Task requirements
Copy every line of the material below word for word.

(Records excerpted from a collection)
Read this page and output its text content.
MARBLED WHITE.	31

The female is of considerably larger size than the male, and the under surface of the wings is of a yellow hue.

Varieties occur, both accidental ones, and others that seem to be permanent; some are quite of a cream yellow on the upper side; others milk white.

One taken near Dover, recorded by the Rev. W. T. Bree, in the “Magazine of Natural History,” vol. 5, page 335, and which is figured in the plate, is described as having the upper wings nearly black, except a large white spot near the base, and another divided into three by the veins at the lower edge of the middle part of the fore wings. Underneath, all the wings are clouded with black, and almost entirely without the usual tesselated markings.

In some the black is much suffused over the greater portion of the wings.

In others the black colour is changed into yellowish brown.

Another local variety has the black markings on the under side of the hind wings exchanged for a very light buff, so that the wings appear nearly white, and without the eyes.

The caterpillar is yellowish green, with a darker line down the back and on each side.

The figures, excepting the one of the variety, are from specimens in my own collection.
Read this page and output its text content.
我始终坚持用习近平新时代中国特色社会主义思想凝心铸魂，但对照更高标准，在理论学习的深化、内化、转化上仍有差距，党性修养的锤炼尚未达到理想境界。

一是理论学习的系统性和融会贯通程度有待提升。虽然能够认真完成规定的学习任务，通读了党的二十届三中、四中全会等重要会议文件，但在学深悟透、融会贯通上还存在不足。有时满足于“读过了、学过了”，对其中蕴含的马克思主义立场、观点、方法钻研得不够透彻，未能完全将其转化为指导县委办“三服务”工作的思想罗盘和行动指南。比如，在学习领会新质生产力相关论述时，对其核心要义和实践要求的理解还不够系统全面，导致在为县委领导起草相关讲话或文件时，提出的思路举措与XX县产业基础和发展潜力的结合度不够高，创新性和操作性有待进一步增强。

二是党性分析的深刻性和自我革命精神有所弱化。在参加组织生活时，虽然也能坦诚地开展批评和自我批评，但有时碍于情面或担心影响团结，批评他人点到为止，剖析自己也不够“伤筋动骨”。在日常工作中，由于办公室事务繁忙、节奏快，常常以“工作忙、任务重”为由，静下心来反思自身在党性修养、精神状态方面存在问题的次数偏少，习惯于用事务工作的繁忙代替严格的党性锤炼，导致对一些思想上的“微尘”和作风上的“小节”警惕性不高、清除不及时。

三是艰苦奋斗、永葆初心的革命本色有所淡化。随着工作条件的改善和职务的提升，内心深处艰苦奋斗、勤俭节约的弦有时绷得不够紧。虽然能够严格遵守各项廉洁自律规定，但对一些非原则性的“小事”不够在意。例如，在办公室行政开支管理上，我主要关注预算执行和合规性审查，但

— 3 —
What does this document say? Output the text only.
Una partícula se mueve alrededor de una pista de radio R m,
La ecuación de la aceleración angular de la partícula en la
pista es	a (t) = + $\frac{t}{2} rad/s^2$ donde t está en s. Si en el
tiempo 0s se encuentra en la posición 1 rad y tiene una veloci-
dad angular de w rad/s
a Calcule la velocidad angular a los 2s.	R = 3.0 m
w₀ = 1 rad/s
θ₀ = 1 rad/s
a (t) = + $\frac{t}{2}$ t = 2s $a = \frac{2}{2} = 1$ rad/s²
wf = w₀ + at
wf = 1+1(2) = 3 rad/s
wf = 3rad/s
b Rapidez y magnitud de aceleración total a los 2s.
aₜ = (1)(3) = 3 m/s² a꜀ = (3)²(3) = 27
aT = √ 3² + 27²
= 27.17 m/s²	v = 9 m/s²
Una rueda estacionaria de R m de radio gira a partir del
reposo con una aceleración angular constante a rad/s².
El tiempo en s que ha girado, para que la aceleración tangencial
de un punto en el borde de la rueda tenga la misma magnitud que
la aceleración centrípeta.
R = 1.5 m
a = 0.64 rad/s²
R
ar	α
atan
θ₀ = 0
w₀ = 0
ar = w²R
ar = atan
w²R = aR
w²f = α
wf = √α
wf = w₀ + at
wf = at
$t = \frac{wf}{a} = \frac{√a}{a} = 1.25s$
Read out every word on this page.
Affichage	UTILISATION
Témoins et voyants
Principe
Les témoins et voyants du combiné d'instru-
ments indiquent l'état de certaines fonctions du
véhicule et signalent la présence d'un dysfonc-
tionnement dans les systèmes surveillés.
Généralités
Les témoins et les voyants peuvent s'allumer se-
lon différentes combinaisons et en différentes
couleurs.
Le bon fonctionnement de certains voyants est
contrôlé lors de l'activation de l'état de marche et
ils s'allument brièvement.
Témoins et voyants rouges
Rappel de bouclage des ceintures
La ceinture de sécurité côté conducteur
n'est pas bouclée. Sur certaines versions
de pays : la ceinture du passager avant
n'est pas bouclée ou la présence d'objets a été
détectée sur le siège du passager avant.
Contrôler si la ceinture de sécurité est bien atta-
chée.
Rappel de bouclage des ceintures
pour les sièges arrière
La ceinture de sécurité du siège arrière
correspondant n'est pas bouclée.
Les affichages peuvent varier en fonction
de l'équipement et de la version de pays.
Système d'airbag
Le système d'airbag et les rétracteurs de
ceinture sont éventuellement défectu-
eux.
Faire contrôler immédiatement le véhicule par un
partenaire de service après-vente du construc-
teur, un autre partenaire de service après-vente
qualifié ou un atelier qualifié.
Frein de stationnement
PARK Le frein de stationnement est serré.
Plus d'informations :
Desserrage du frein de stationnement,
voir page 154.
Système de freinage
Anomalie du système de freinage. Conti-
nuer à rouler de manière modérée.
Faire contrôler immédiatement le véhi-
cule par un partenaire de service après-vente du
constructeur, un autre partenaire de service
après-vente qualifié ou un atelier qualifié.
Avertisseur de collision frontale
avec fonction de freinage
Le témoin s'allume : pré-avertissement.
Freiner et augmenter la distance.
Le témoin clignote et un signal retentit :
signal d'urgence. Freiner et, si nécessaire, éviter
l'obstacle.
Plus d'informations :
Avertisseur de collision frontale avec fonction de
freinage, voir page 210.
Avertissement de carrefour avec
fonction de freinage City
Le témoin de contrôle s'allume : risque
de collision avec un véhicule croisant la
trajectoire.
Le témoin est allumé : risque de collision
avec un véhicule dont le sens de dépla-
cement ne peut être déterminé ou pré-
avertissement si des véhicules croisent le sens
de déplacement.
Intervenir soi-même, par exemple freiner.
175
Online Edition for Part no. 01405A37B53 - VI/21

Result below
Read this page and output its text content.
MARBLED WHITE.	31

The female is of considerably larger size than the male, and the under surface of the wings is of a yellow hue.

Varieties occur, both accidental ones, and others that seem to be permanent; some are quite of a cream yellow on the upper side; others milk white.

One taken near Dover, recorded by the Rev. W. T. Bree, in the “Magazine of Natural History,” vol. 5, page 335, and which is figured in the plate, is described as having the upper wings nearly black, except a large white spot near the base, and another divided into three by the veins at the lower edge of the middle part of the fore wings. Underneath, all the wings are clouded with black, and almost entirely without the usual tesselated markings.

In some the black is much suffused over the greater portion of the wings.

In others the black colour is changed into yellowish brown.

Another local variety has the black markings on the under side of the hind wings exchanged for a very light buff, so that the wings appear nearly white, and without the eyes.

The caterpillar is yellowish green, with a darker line down the back and on each side.

The figures, excepting the one of the variety, are from specimens in my own collection.
Read this page and output its text content.
我始终坚持用习近平新时代中国特色社会主义思想凝心铸魂，但对照更高标准，在理论学习的深化、内化、转化上仍有差距，党性修养的锤炼尚未达到理想境界。

一是理论学习的系统性和融会贯通程度有待提升。虽然能够认真完成规定的学习任务，通读了党的二十届三中、四中全会等重要会议文件，但在学深悟透、融会贯通上还存在不足。有时满足于“读过了、学过了”，对其中蕴含的马克思主义立场、观点、方法钻研得不够透彻，未能完全将其转化为指导县委办“三服务”工作的思想罗盘和行动指南。比如，在学习领会新质生产力相关论述时，对其核心要义和实践要求的理解还不够系统全面，导致在为县委领导起草相关讲话或文件时，提出的思路举措与XX县产业基础和发展潜力的结合度不够高，创新性和操作性有待进一步增强。

二是党性分析的深刻性和自我革命精神有所弱化。在参加组织生活时，虽然也能坦诚地开展批评和自我批评，但有时碍于情面或担心影响团结，批评他人点到为止，剖析自己也不够“伤筋动骨”。在日常工作中，由于办公室事务繁忙、节奏快，常常以“工作忙、任务重”为由，静下心来反思自身在党性修养、精神状态方面存在问题的次数偏少，习惯于用事务工作的繁忙代替严格的党性锤炼，导致对一些思想上的“微尘”和作风上的“小节”警惕性不高、清除不及时。

三是艰苦奋斗、永葆初心的革命本色有所淡化。随着工作条件的改善和职务的提升，内心深处艰苦奋斗、勤俭节约的弦有时绷得不够紧。虽然能够严格遵守各项廉洁自律规定，但对一些非原则性的“小事”不够在意。例如，在办公室行政开支管理上，我主要关注预算执行和合规性审查，但

— 3 —
What does this document say? Output the text only.
Una partícula se mueve alrededor de una pista de radio R m,
La ecuación de la aceleración angular de la partícula en la
pista es	a (t) = + $\frac{t}{2} rad/s^2$ donde t está en s. Si en el
tiempo 0s se encuentra en la posición 1 rad y tiene una veloci-
dad angular de w rad/s
a Calcule la velocidad angular a los 2s.	R = 3.0 m
w₀ = 1 rad/s
θ₀ = 1 rad/s
a (t) = + $\frac{t}{2}$ t = 2s $a = \frac{2}{2} = 1$ rad/s²
wf = w₀ + at
wf = 1+1(2) = 3 rad/s
wf = 3rad/s
b Rapidez y magnitud de aceleración total a los 2s.
aₜ = (1)(3) = 3 m/s² a꜀ = (3)²(3) = 27
aT = √ 3² + 27²
= 27.17 m/s²	v = 9 m/s²
Una rueda estacionaria de R m de radio gira a partir del
reposo con una aceleración angular constante a rad/s².
El tiempo en s que ha girado, para que la aceleración tangencial
de un punto en el borde de la rueda tenga la misma magnitud que
la aceleración centrípeta.
R = 1.5 m
a = 0.64 rad/s²
R
ar	α
atan
θ₀ = 0
w₀ = 0
ar = w²R
ar = atan
w²R = aR
w²f = α
wf = √α
wf = w₀ + at
wf = at
$t = \frac{wf}{a} = \frac{√a}{a} = 1.25s$
Read out every word on this page.
Affichage	UTILISATION
Témoins et voyants
Principe
Les témoins et voyants du combiné d'instru-
ments indiquent l'état de certaines fonctions du
véhicule et signalent la présence d'un dysfonc-
tionnement dans les systèmes surveillés.
Généralités
Les témoins et les voyants peuvent s'allumer se-
lon différentes combinaisons et en différentes
couleurs.
Le bon fonctionnement de certains voyants est
contrôlé lors de l'activation de l'état de marche et
ils s'allument brièvement.
Témoins et voyants rouges
Rappel de bouclage des ceintures
La ceinture de sécurité côté conducteur
n'est pas bouclée. Sur certaines versions
de pays : la ceinture du passager avant
n'est pas bouclée ou la présence d'objets a été
détectée sur le siège du passager avant.
Contrôler si la ceinture de sécurité est bien atta-
chée.
Rappel de bouclage des ceintures
pour les sièges arrière
La ceinture de sécurité du siège arrière
correspondant n'est pas bouclée.
Les affichages peuvent varier en fonction
de l'équipement et de la version de pays.
Système d'airbag
Le système d'airbag et les rétracteurs de
ceinture sont éventuellement défectu-
eux.
Faire contrôler immédiatement le véhicule par un
partenaire de service après-vente du construc-
teur, un autre partenaire de service après-vente
qualifié ou un atelier qualifié.
Frein de stationnement
PARK Le frein de stationnement est serré.
Plus d'informations :
Desserrage du frein de stationnement,
voir page 154.
Système de freinage
Anomalie du système de freinage. Conti-
nuer à rouler de manière modérée.
Faire contrôler immédiatement le véhi-
cule par un partenaire de service après-vente du
constructeur, un autre partenaire de service
après-vente qualifié ou un atelier qualifié.
Avertisseur de collision frontale
avec fonction de freinage
Le témoin s'allume : pré-avertissement.
Freiner et augmenter la distance.
Le témoin clignote et un signal retentit :
signal d'urgence. Freiner et, si nécessaire, éviter
l'obstacle.
Plus d'informations :
Avertisseur de collision frontale avec fonction de
freinage, voir page 210.
Avertissement de carrefour avec
fonction de freinage City
Le témoin de contrôle s'allume : risque
de collision avec un véhicule croisant la
trajectoire.
Le témoin est allumé : risque de collision
avec un véhicule dont le sens de dépla-
cement ne peut être déterminé ou pré-
avertissement si des véhicules croisent le sens
de déplacement.
Intervenir soi-même, par exemple freiner.
175
Online Edition for Part no. 01405A37B53 - VI/21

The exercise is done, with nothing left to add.